WRITTEN PROBLEM »
Would you return all of this data exactly, leaving nothing out?

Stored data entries
***

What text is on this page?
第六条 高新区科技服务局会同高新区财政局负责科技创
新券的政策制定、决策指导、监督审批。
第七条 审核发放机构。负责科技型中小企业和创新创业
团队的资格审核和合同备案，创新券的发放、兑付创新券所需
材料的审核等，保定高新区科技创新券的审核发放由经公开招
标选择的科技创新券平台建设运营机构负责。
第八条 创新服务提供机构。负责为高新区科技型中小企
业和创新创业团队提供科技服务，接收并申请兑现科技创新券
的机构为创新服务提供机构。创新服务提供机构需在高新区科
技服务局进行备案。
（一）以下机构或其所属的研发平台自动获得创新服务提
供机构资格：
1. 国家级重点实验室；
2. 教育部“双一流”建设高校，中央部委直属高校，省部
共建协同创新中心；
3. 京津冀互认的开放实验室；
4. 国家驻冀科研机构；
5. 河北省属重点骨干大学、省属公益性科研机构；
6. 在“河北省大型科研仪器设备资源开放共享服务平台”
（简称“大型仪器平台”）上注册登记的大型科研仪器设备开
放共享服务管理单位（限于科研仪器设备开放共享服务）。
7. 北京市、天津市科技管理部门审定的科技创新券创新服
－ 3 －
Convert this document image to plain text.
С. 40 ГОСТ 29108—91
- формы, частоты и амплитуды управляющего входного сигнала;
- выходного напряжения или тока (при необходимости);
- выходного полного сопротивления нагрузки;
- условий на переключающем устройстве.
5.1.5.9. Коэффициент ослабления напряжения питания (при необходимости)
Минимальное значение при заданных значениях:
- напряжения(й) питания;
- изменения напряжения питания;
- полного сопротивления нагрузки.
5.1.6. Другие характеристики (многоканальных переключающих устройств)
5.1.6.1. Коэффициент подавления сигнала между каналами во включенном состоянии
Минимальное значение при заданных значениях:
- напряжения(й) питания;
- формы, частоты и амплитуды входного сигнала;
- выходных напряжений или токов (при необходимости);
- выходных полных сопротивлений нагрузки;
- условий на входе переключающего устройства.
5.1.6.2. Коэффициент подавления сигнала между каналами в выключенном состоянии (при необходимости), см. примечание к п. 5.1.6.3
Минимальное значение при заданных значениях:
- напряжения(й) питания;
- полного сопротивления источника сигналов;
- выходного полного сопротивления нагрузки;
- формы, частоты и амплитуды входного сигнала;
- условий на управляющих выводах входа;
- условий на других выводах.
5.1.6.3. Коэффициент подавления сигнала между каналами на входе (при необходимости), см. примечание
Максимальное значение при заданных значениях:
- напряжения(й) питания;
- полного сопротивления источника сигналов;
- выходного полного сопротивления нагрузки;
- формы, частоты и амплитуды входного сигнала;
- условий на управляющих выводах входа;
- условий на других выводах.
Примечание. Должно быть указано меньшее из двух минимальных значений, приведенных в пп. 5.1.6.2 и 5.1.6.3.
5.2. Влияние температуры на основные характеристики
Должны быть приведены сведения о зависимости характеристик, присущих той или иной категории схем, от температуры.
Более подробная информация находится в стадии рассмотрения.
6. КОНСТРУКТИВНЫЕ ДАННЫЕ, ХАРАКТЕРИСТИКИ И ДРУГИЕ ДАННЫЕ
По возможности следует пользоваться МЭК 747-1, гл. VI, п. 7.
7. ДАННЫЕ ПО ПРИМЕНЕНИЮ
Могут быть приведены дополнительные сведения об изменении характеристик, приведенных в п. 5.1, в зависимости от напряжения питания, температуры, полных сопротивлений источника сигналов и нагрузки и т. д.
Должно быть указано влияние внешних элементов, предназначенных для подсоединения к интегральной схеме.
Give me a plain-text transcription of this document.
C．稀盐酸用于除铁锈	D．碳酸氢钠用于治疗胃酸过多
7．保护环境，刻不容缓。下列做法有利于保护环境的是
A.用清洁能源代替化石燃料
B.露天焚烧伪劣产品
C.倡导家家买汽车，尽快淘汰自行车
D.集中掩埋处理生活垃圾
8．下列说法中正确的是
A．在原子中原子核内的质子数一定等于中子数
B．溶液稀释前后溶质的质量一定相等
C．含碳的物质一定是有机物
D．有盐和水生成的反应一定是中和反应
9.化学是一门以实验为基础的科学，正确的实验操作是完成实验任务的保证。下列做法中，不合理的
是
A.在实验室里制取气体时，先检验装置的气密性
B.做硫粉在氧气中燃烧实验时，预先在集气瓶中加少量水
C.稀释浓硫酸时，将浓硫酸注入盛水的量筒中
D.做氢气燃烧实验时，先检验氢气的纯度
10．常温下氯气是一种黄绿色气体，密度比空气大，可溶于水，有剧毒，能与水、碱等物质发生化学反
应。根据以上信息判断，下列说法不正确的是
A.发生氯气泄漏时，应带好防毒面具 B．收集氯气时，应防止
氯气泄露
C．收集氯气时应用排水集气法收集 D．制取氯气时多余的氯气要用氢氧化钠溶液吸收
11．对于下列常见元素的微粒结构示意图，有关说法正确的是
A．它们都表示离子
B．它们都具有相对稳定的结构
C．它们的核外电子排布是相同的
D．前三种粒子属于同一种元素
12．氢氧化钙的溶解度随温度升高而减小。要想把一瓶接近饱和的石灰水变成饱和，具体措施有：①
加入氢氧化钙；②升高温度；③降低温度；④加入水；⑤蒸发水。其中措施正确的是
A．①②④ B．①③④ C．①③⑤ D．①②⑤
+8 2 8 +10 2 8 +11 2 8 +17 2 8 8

***

REPLY »
What text is on this page?
第六条 高新区科技服务局会同高新区财政局负责科技创
新券的政策制定、决策指导、监督审批。
第七条 审核发放机构。负责科技型中小企业和创新创业
团队的资格审核和合同备案，创新券的发放、兑付创新券所需
材料的审核等，保定高新区科技创新券的审核发放由经公开招
标选择的科技创新券平台建设运营机构负责。
第八条 创新服务提供机构。负责为高新区科技型中小企
业和创新创业团队提供科技服务，接收并申请兑现科技创新券
的机构为创新服务提供机构。创新服务提供机构需在高新区科
技服务局进行备案。
（一）以下机构或其所属的研发平台自动获得创新服务提
供机构资格：
1. 国家级重点实验室；
2. 教育部“双一流”建设高校，中央部委直属高校，省部
共建协同创新中心；
3. 京津冀互认的开放实验室；
4. 国家驻冀科研机构；
5. 河北省属重点骨干大学、省属公益性科研机构；
6. 在“河北省大型科研仪器设备资源开放共享服务平台”
（简称“大型仪器平台”）上注册登记的大型科研仪器设备开
放共享服务管理单位（限于科研仪器设备开放共享服务）。
7. 北京市、天津市科技管理部门审定的科技创新券创新服
－ 3 －
Convert this document image to plain text.
С. 40 ГОСТ 29108—91
- формы, частоты и амплитуды управляющего входного сигнала;
- выходного напряжения или тока (при необходимости);
- выходного полного сопротивления нагрузки;
- условий на переключающем устройстве.
5.1.5.9. Коэффициент ослабления напряжения питания (при необходимости)
Минимальное значение при заданных значениях:
- напряжения(й) питания;
- изменения напряжения питания;
- полного сопротивления нагрузки.
5.1.6. Другие характеристики (многоканальных переключающих устройств)
5.1.6.1. Коэффициент подавления сигнала между каналами во включенном состоянии
Минимальное значение при заданных значениях:
- напряжения(й) питания;
- формы, частоты и амплитуды входного сигнала;
- выходных напряжений или токов (при необходимости);
- выходных полных сопротивлений нагрузки;
- условий на входе переключающего устройства.
5.1.6.2. Коэффициент подавления сигнала между каналами в выключенном состоянии (при необходимости), см. примечание к п. 5.1.6.3
Минимальное значение при заданных значениях:
- напряжения(й) питания;
- полного сопротивления источника сигналов;
- выходного полного сопротивления нагрузки;
- формы, частоты и амплитуды входного сигнала;
- условий на управляющих выводах входа;
- условий на других выводах.
5.1.6.3. Коэффициент подавления сигнала между каналами на входе (при необходимости), см. примечание
Максимальное значение при заданных значениях:
- напряжения(й) питания;
- полного сопротивления источника сигналов;
- выходного полного сопротивления нагрузки;
- формы, частоты и амплитуды входного сигнала;
- условий на управляющих выводах входа;
- условий на других выводах.
Примечание. Должно быть указано меньшее из двух минимальных значений, приведенных в пп. 5.1.6.2 и 5.1.6.3.
5.2. Влияние температуры на основные характеристики
Должны быть приведены сведения о зависимости характеристик, присущих той или иной категории схем, от температуры.
Более подробная информация находится в стадии рассмотрения.
6. КОНСТРУКТИВНЫЕ ДАННЫЕ, ХАРАКТЕРИСТИКИ И ДРУГИЕ ДАННЫЕ
По возможности следует пользоваться МЭК 747-1, гл. VI, п. 7.
7. ДАННЫЕ ПО ПРИМЕНЕНИЮ
Могут быть приведены дополнительные сведения об изменении характеристик, приведенных в п. 5.1, в зависимости от напряжения питания, температуры, полных сопротивлений источника сигналов и нагрузки и т. д.
Должно быть указано влияние внешних элементов, предназначенных для подсоединения к интегральной схеме.
Give me a plain-text transcription of this document.
C．稀盐酸用于除铁锈	D．碳酸氢钠用于治疗胃酸过多
7．保护环境，刻不容缓。下列做法有利于保护环境的是
A.用清洁能源代替化石燃料
B.露天焚烧伪劣产品
C.倡导家家买汽车，尽快淘汰自行车
D.集中掩埋处理生活垃圾
8．下列说法中正确的是
A．在原子中原子核内的质子数一定等于中子数
B．溶液稀释前后溶质的质量一定相等
C．含碳的物质一定是有机物
D．有盐和水生成的反应一定是中和反应
9.化学是一门以实验为基础的科学，正确的实验操作是完成实验任务的保证。下列做法中，不合理的
是
A.在实验室里制取气体时，先检验装置的气密性
B.做硫粉在氧气中燃烧实验时，预先在集气瓶中加少量水
C.稀释浓硫酸时，将浓硫酸注入盛水的量筒中
D.做氢气燃烧实验时，先检验氢气的纯度
10．常温下氯气是一种黄绿色气体，密度比空气大，可溶于水，有剧毒，能与水、碱等物质发生化学反
应。根据以上信息判断，下列说法不正确的是
A.发生氯气泄漏时，应带好防毒面具 B．收集氯气时，应防止
氯气泄露
C．收集氯气时应用排水集气法收集 D．制取氯气时多余的氯气要用氢氧化钠溶液吸收
11．对于下列常见元素的微粒结构示意图，有关说法正确的是
A．它们都表示离子
B．它们都具有相对稳定的结构
C．它们的核外电子排布是相同的
D．前三种粒子属于同一种元素
12．氢氧化钙的溶解度随温度升高而减小。要想把一瓶接近饱和的石灰水变成饱和，具体措施有：①
加入氢氧化钙；②升高温度；③降低温度；④加入水；⑤蒸发水。其中措施正确的是
A．①②④ B．①③④ C．①③⑤ D．①②⑤
+8 2 8 +10 2 8 +11 2 8 +17 2 8 8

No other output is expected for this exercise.